- _Exercise details_:
Give every entry again, unchanged, and leave its images out.

— begin —

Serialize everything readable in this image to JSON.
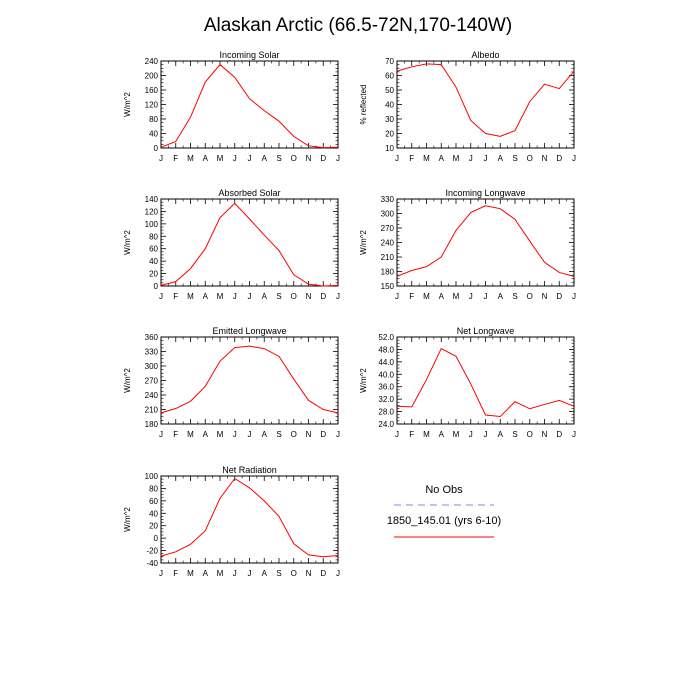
{
  "figure_title": "Alaskan Arctic (66.5-72N,170-140W)",
  "legend": {
    "obs_label": "No Obs",
    "obs_color": "#8080ff",
    "model_label": "1850_145.01 (yrs 6-10)",
    "model_color": "#ff0000"
  },
  "chart_data": [
    {
      "type": "line",
      "title": "Incoming Solar",
      "ylabel": "W/m^2",
      "categories": [
        "J",
        "F",
        "M",
        "A",
        "M",
        "J",
        "J",
        "A",
        "S",
        "O",
        "N",
        "D",
        "J"
      ],
      "ylim": [
        0,
        240
      ],
      "yticks": [
        "0",
        "40",
        "80",
        "120",
        "160",
        "200",
        "240"
      ],
      "series": [
        {
          "values": [
            2,
            18,
            85,
            182,
            230,
            195,
            136,
            103,
            74,
            32,
            6,
            1,
            2
          ]
        }
      ]
    },
    {
      "type": "line",
      "title": "Albedo",
      "ylabel": "% reflected",
      "categories": [
        "J",
        "F",
        "M",
        "A",
        "M",
        "J",
        "J",
        "A",
        "S",
        "O",
        "N",
        "D",
        "J"
      ],
      "ylim": [
        10,
        70
      ],
      "yticks": [
        "10",
        "20",
        "30",
        "40",
        "50",
        "60",
        "70"
      ],
      "series": [
        {
          "values": [
            63,
            66,
            68,
            67.5,
            52,
            29,
            20,
            18,
            22,
            42,
            54,
            51,
            63
          ]
        }
      ]
    },
    {
      "type": "line",
      "title": "Absorbed Solar",
      "ylabel": "W/m^2",
      "categories": [
        "J",
        "F",
        "M",
        "A",
        "M",
        "J",
        "J",
        "A",
        "S",
        "O",
        "N",
        "D",
        "J"
      ],
      "ylim": [
        0,
        140
      ],
      "yticks": [
        "0",
        "20",
        "40",
        "60",
        "80",
        "100",
        "120",
        "140"
      ],
      "series": [
        {
          "values": [
            1,
            7,
            28,
            60,
            110,
            133,
            108,
            82,
            57,
            18,
            3,
            0,
            1
          ]
        }
      ]
    },
    {
      "type": "line",
      "title": "Incoming Longwave",
      "ylabel": "W/m^2",
      "categories": [
        "J",
        "F",
        "M",
        "A",
        "M",
        "J",
        "J",
        "A",
        "S",
        "O",
        "N",
        "D",
        "J"
      ],
      "ylim": [
        150,
        330
      ],
      "yticks": [
        "150",
        "180",
        "210",
        "240",
        "270",
        "300",
        "330"
      ],
      "series": [
        {
          "values": [
            170,
            182,
            190,
            210,
            265,
            302,
            316,
            310,
            288,
            243,
            199,
            178,
            170
          ]
        }
      ]
    },
    {
      "type": "line",
      "title": "Emitted Longwave",
      "ylabel": "W/m^2",
      "categories": [
        "J",
        "F",
        "M",
        "A",
        "M",
        "J",
        "J",
        "A",
        "S",
        "O",
        "N",
        "D",
        "J"
      ],
      "ylim": [
        180,
        360
      ],
      "yticks": [
        "180",
        "210",
        "240",
        "270",
        "300",
        "330",
        "360"
      ],
      "series": [
        {
          "values": [
            203,
            212,
            227,
            258,
            310,
            338,
            341,
            336,
            320,
            273,
            229,
            210,
            203
          ]
        }
      ]
    },
    {
      "type": "line",
      "title": "Net Longwave",
      "ylabel": "W/m^2",
      "categories": [
        "J",
        "F",
        "M",
        "A",
        "M",
        "J",
        "J",
        "A",
        "S",
        "O",
        "N",
        "D",
        "J"
      ],
      "ylim": [
        24,
        52
      ],
      "yticks": [
        "24.0",
        "28.0",
        "32.0",
        "36.0",
        "40.0",
        "44.0",
        "48.0",
        "52.0"
      ],
      "series": [
        {
          "values": [
            29.7,
            29.5,
            38.3,
            48.3,
            45.8,
            36.9,
            26.9,
            26.4,
            31.2,
            28.9,
            30.3,
            31.6,
            29.7
          ]
        }
      ]
    },
    {
      "type": "line",
      "title": "Net Radiation",
      "ylabel": "W/m^2",
      "categories": [
        "J",
        "F",
        "M",
        "A",
        "M",
        "J",
        "J",
        "A",
        "S",
        "O",
        "N",
        "D",
        "J"
      ],
      "ylim": [
        -40,
        100
      ],
      "yticks": [
        "-40",
        "-20",
        "0",
        "20",
        "40",
        "60",
        "80",
        "100"
      ],
      "series": [
        {
          "values": [
            -29,
            -22,
            -10,
            12,
            64,
            96,
            81,
            60,
            35,
            -9,
            -27,
            -30,
            -28
          ]
        }
      ]
    }
  ]
}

— end —

- _Solution_:
Serialize everything readable in this image to JSON.
{
  "figure_title": "Alaskan Arctic (66.5-72N,170-140W)",
  "legend": {
    "obs_label": "No Obs",
    "obs_color": "#8080ff",
    "model_label": "1850_145.01 (yrs 6-10)",
    "model_color": "#ff0000"
  },
  "chart_data": [
    {
      "type": "line",
      "title": "Incoming Solar",
      "ylabel": "W/m^2",
      "categories": [
        "J",
        "F",
        "M",
        "A",
        "M",
        "J",
        "J",
        "A",
        "S",
        "O",
        "N",
        "D",
        "J"
      ],
      "ylim": [
        0,
        240
      ],
      "yticks": [
        "0",
        "40",
        "80",
        "120",
        "160",
        "200",
        "240"
      ],
      "series": [
        {
          "values": [
            2,
            18,
            85,
            182,
            230,
            195,
            136,
            103,
            74,
            32,
            6,
            1,
            2
          ]
        }
      ]
    },
    {
      "type": "line",
      "title": "Albedo",
      "ylabel": "% reflected",
      "categories": [
        "J",
        "F",
        "M",
        "A",
        "M",
        "J",
        "J",
        "A",
        "S",
        "O",
        "N",
        "D",
        "J"
      ],
      "ylim": [
        10,
        70
      ],
      "yticks": [
        "10",
        "20",
        "30",
        "40",
        "50",
        "60",
        "70"
      ],
      "series": [
        {
          "values": [
            63,
            66,
            68,
            67.5,
            52,
            29,
            20,
            18,
            22,
            42,
            54,
            51,
            63
          ]
        }
      ]
    },
    {
      "type": "line",
      "title": "Absorbed Solar",
      "ylabel": "W/m^2",
      "categories": [
        "J",
        "F",
        "M",
        "A",
        "M",
        "J",
        "J",
        "A",
        "S",
        "O",
        "N",
        "D",
        "J"
      ],
      "ylim": [
        0,
        140
      ],
      "yticks": [
        "0",
        "20",
        "40",
        "60",
        "80",
        "100",
        "120",
        "140"
      ],
      "series": [
        {
          "values": [
            1,
            7,
            28,
            60,
            110,
            133,
            108,
            82,
            57,
            18,
            3,
            0,
            1
          ]
        }
      ]
    },
    {
      "type": "line",
      "title": "Incoming Longwave",
      "ylabel": "W/m^2",
      "categories": [
        "J",
        "F",
        "M",
        "A",
        "M",
        "J",
        "J",
        "A",
        "S",
        "O",
        "N",
        "D",
        "J"
      ],
      "ylim": [
        150,
        330
      ],
      "yticks": [
        "150",
        "180",
        "210",
        "240",
        "270",
        "300",
        "330"
      ],
      "series": [
        {
          "values": [
            170,
            182,
            190,
            210,
            265,
            302,
            316,
            310,
            288,
            243,
            199,
            178,
            170
          ]
        }
      ]
    },
    {
      "type": "line",
      "title": "Emitted Longwave",
      "ylabel": "W/m^2",
      "categories": [
        "J",
        "F",
        "M",
        "A",
        "M",
        "J",
        "J",
        "A",
        "S",
        "O",
        "N",
        "D",
        "J"
      ],
      "ylim": [
        180,
        360
      ],
      "yticks": [
        "180",
        "210",
        "240",
        "270",
        "300",
        "330",
        "360"
      ],
      "series": [
        {
          "values": [
            203,
            212,
            227,
            258,
            310,
            338,
            341,
            336,
            320,
            273,
            229,
            210,
            203
          ]
        }
      ]
    },
    {
      "type": "line",
      "title": "Net Longwave",
      "ylabel": "W/m^2",
      "categories": [
        "J",
        "F",
        "M",
        "A",
        "M",
        "J",
        "J",
        "A",
        "S",
        "O",
        "N",
        "D",
        "J"
      ],
      "ylim": [
        24,
        52
      ],
      "yticks": [
        "24.0",
        "28.0",
        "32.0",
        "36.0",
        "40.0",
        "44.0",
        "48.0",
        "52.0"
      ],
      "series": [
        {
          "values": [
            29.7,
            29.5,
            38.3,
            48.3,
            45.8,
            36.9,
            26.9,
            26.4,
            31.2,
            28.9,
            30.3,
            31.6,
            29.7
          ]
        }
      ]
    },
    {
      "type": "line",
      "title": "Net Radiation",
      "ylabel": "W/m^2",
      "categories": [
        "J",
        "F",
        "M",
        "A",
        "M",
        "J",
        "J",
        "A",
        "S",
        "O",
        "N",
        "D",
        "J"
      ],
      "ylim": [
        -40,
        100
      ],
      "yticks": [
        "-40",
        "-20",
        "0",
        "20",
        "40",
        "60",
        "80",
        "100"
      ],
      "series": [
        {
          "values": [
            -29,
            -22,
            -10,
            12,
            64,
            96,
            81,
            60,
            35,
            -9,
            -27,
            -30,
            -28
          ]
        }
      ]
    }
  ]
}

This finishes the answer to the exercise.